* _Goal of the exercise_
Omit the pictures, please, and give each record below again exactly.

* _Material to process_
+++
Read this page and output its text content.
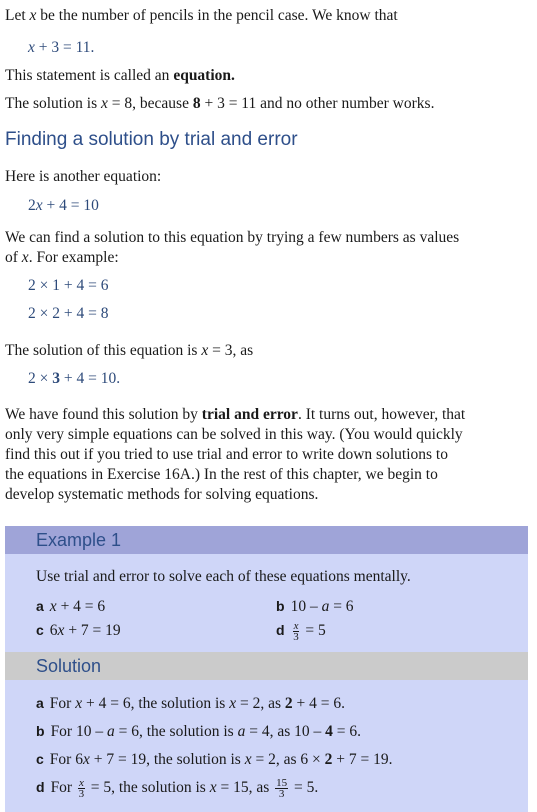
Let x be the number of pencils in the pencil case. We know that
x + 3 = 11.
This statement is called an equation.
The solution is x = 8, because 8 + 3 = 11 and no other number works.
Finding a solution by trial and error
Here is another equation:
2x + 4 = 10
We can find a solution to this equation by trying a few numbers as values
of x. For example:
2 × 1 + 4 = 6
2 × 2 + 4 = 8
The solution of this equation is x = 3, as
2 × 3 + 4 = 10.
We have found this solution by trial and error. It turns out, however, that
only very simple equations can be solved in this way. (You would quickly
find this out if you tried to use trial and error to write down solutions to
the equations in Exercise 16A.) In the rest of this chapter, we begin to
develop systematic methods for solving equations.
Example 1
Use trial and error to solve each of these equations mentally.
a x + 4 = 6	b 10 – a = 6
c 6x + 7 = 19	d $\frac{x}{3} = 5$
Solution
a For x + 4 = 6, the solution is x = 2, as 2 + 4 = 6.
b For 10 – a = 6, the solution is a = 4, as 10 – 4 = 6.
c For 6x + 7 = 19, the solution is x = 2, as 6 × 2 + 7 = 19.
d For $\frac{x}{3} = 5$, the solution is x = 15, as $\frac{15}{3} = 5$.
+++
* _Result of this exercise_
Read this page and output its text content.
Let x be the number of pencils in the pencil case. We know that
x + 3 = 11.
This statement is called an equation.
The solution is x = 8, because 8 + 3 = 11 and no other number works.
Finding a solution by trial and error
Here is another equation:
2x + 4 = 10
We can find a solution to this equation by trying a few numbers as values
of x. For example:
2 × 1 + 4 = 6
2 × 2 + 4 = 8
The solution of this equation is x = 3, as
2 × 3 + 4 = 10.
We have found this solution by trial and error. It turns out, however, that
only very simple equations can be solved in this way. (You would quickly
find this out if you tried to use trial and error to write down solutions to
the equations in Exercise 16A.) In the rest of this chapter, we begin to
develop systematic methods for solving equations.
Example 1
Use trial and error to solve each of these equations mentally.
a x + 4 = 6	b 10 – a = 6
c 6x + 7 = 19	d $\frac{x}{3} = 5$
Solution
a For x + 4 = 6, the solution is x = 2, as 2 + 4 = 6.
b For 10 – a = 6, the solution is a = 4, as 10 – 4 = 6.
c For 6x + 7 = 19, the solution is x = 2, as 6 × 2 + 7 = 19.
d For $\frac{x}{3} = 5$, the solution is x = 15, as $\frac{15}{3} = 5$.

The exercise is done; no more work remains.